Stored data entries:
===============

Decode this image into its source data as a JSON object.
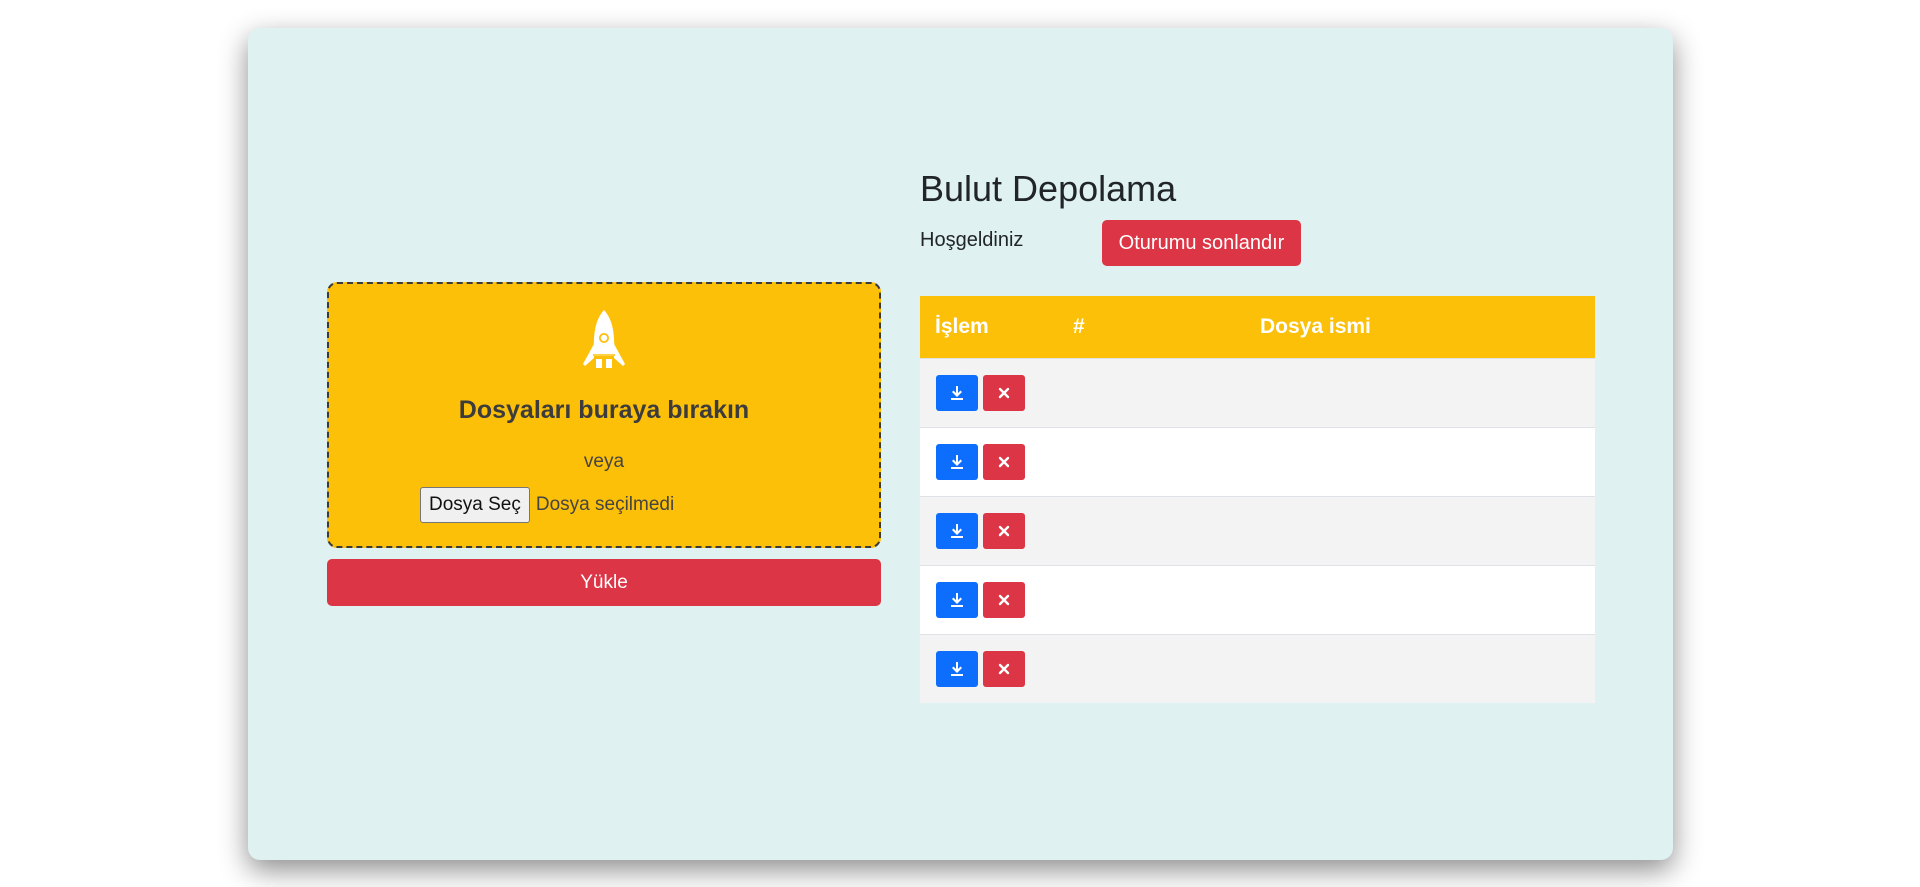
{
  "upload": {
    "drop_title": "Dosyaları buraya bırakın",
    "or_text": "veya",
    "choose_file_label": "Dosya Seç",
    "no_file_text": "Dosya seçilmedi",
    "upload_label": "Yükle"
  },
  "header": {
    "title": "Bulut Depolama",
    "welcome": "Hoşgeldiniz",
    "logout_label": "Oturumu sonlandır"
  },
  "table": {
    "columns": [
      "İşlem",
      "#",
      "Dosya ismi"
    ],
    "rows": [
      {
        "num": "",
        "name": ""
      },
      {
        "num": "",
        "name": ""
      },
      {
        "num": "",
        "name": ""
      },
      {
        "num": "",
        "name": ""
      },
      {
        "num": "",
        "name": ""
      }
    ]
  },
  "icons": {
    "upload": "rocket-icon",
    "download": "download-icon",
    "delete": "close-icon"
  },
  "colors": {
    "card_bg": "#dff1f0",
    "accent_yellow": "#fdc008",
    "danger": "#dc3545",
    "primary": "#0d6efd"
  }
}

===============

__THE PROBLEM__.
Quote the listing above in full, except for the pictures.

__RIGHT ANSWER__.
Decode this image into its source data as a JSON object.
{
  "upload": {
    "drop_title": "Dosyaları buraya bırakın",
    "or_text": "veya",
    "choose_file_label": "Dosya Seç",
    "no_file_text": "Dosya seçilmedi",
    "upload_label": "Yükle"
  },
  "header": {
    "title": "Bulut Depolama",
    "welcome": "Hoşgeldiniz",
    "logout_label": "Oturumu sonlandır"
  },
  "table": {
    "columns": [
      "İşlem",
      "#",
      "Dosya ismi"
    ],
    "rows": [
      {
        "num": "",
        "name": ""
      },
      {
        "num": "",
        "name": ""
      },
      {
        "num": "",
        "name": ""
      },
      {
        "num": "",
        "name": ""
      },
      {
        "num": "",
        "name": ""
      }
    ]
  },
  "icons": {
    "upload": "rocket-icon",
    "download": "download-icon",
    "delete": "close-icon"
  },
  "colors": {
    "card_bg": "#dff1f0",
    "accent_yellow": "#fdc008",
    "danger": "#dc3545",
    "primary": "#0d6efd"
  }
}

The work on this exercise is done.